◆ **LISTED RECORDS**:

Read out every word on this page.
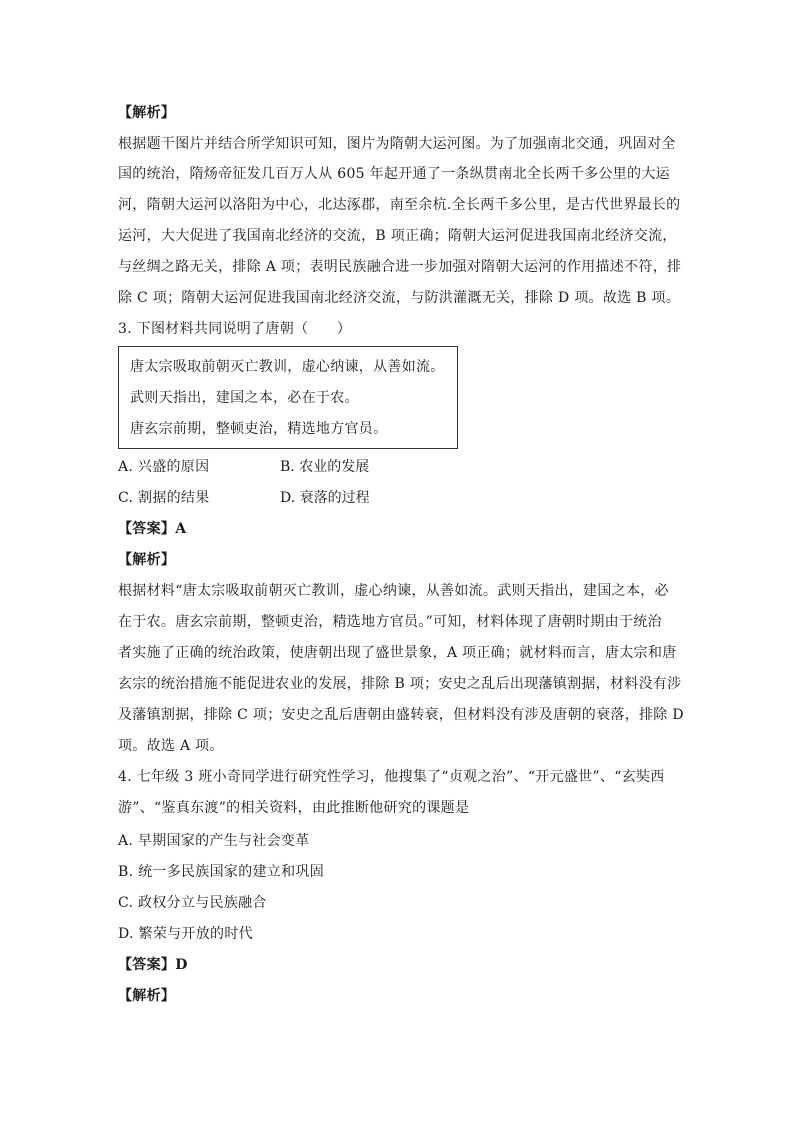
【解析】
根据题干图片并结合所学知识可知，图片为隋朝大运河图。为了加强南北交通，巩固对全
国的统治，隋炀帝征发几百万人从 605 年起开通了一条纵贯南北全长两千多公里的大运
河，隋朝大运河以洛阳为中心，北达涿郡，南至余杭.全长两千多公里，是古代世界最长的
运河，大大促进了我国南北经济的交流，B 项正确；隋朝大运河促进我国南北经济交流，
与丝绸之路无关，排除 A 项；表明民族融合进一步加强对隋朝大运河的作用描述不符，排
除 C 项；隋朝大运河促进我国南北经济交流，与防洪灌溉无关，排除 D 项。故选 B 项。
3. 下图材料共同说明了唐朝（　　）
唐太宗吸取前朝灭亡教训，虚心纳谏，从善如流。
武则天指出，建国之本，必在于农。
唐玄宗前期，整顿吏治，精选地方官员。
A. 兴盛的原因	B. 农业的发展
C. 割据的结果	D. 衰落的过程
【答案】A
【解析】
根据材料“唐太宗吸取前朝灭亡教训，虚心纳谏，从善如流。武则天指出，建国之本，必
在于农。唐玄宗前期，整顿吏治，精选地方官员。”可知，材料体现了唐朝时期由于统治
者实施了正确的统治政策，使唐朝出现了盛世景象，A 项正确；就材料而言，唐太宗和唐
玄宗的统治措施不能促进农业的发展，排除 B 项；安史之乱后出现藩镇割据，材料没有涉
及藩镇割据，排除 C 项；安史之乱后唐朝由盛转衰，但材料没有涉及唐朝的衰落，排除 D
项。故选 A 项。
4. 七年级 3 班小奇同学进行研究性学习，他搜集了“贞观之治”、“开元盛世”、“玄奘西
游”、“鉴真东渡”的相关资料，由此推断他研究的课题是
A. 早期国家的产生与社会变革
B. 统一多民族国家的建立和巩固
C. 政权分立与民族融合
D. 繁荣与开放的时代
【答案】D
【解析】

◆ **WORK TO BE COMPLETED**:
Take the records above and transcribe them exactly, dropping every picture.

◆ **TASK ANSWER**:
Read out every word on this page.
【解析】
根据题干图片并结合所学知识可知，图片为隋朝大运河图。为了加强南北交通，巩固对全
国的统治，隋炀帝征发几百万人从 605 年起开通了一条纵贯南北全长两千多公里的大运
河，隋朝大运河以洛阳为中心，北达涿郡，南至余杭.全长两千多公里，是古代世界最长的
运河，大大促进了我国南北经济的交流，B 项正确；隋朝大运河促进我国南北经济交流，
与丝绸之路无关，排除 A 项；表明民族融合进一步加强对隋朝大运河的作用描述不符，排
除 C 项；隋朝大运河促进我国南北经济交流，与防洪灌溉无关，排除 D 项。故选 B 项。
3. 下图材料共同说明了唐朝（　　）
唐太宗吸取前朝灭亡教训，虚心纳谏，从善如流。
武则天指出，建国之本，必在于农。
唐玄宗前期，整顿吏治，精选地方官员。
A. 兴盛的原因	B. 农业的发展
C. 割据的结果	D. 衰落的过程
【答案】A
【解析】
根据材料“唐太宗吸取前朝灭亡教训，虚心纳谏，从善如流。武则天指出，建国之本，必
在于农。唐玄宗前期，整顿吏治，精选地方官员。”可知，材料体现了唐朝时期由于统治
者实施了正确的统治政策，使唐朝出现了盛世景象，A 项正确；就材料而言，唐太宗和唐
玄宗的统治措施不能促进农业的发展，排除 B 项；安史之乱后出现藩镇割据，材料没有涉
及藩镇割据，排除 C 项；安史之乱后唐朝由盛转衰，但材料没有涉及唐朝的衰落，排除 D
项。故选 A 项。
4. 七年级 3 班小奇同学进行研究性学习，他搜集了“贞观之治”、“开元盛世”、“玄奘西
游”、“鉴真东渡”的相关资料，由此推断他研究的课题是
A. 早期国家的产生与社会变革
B. 统一多民族国家的建立和巩固
C. 政权分立与民族融合
D. 繁荣与开放的时代
【答案】D
【解析】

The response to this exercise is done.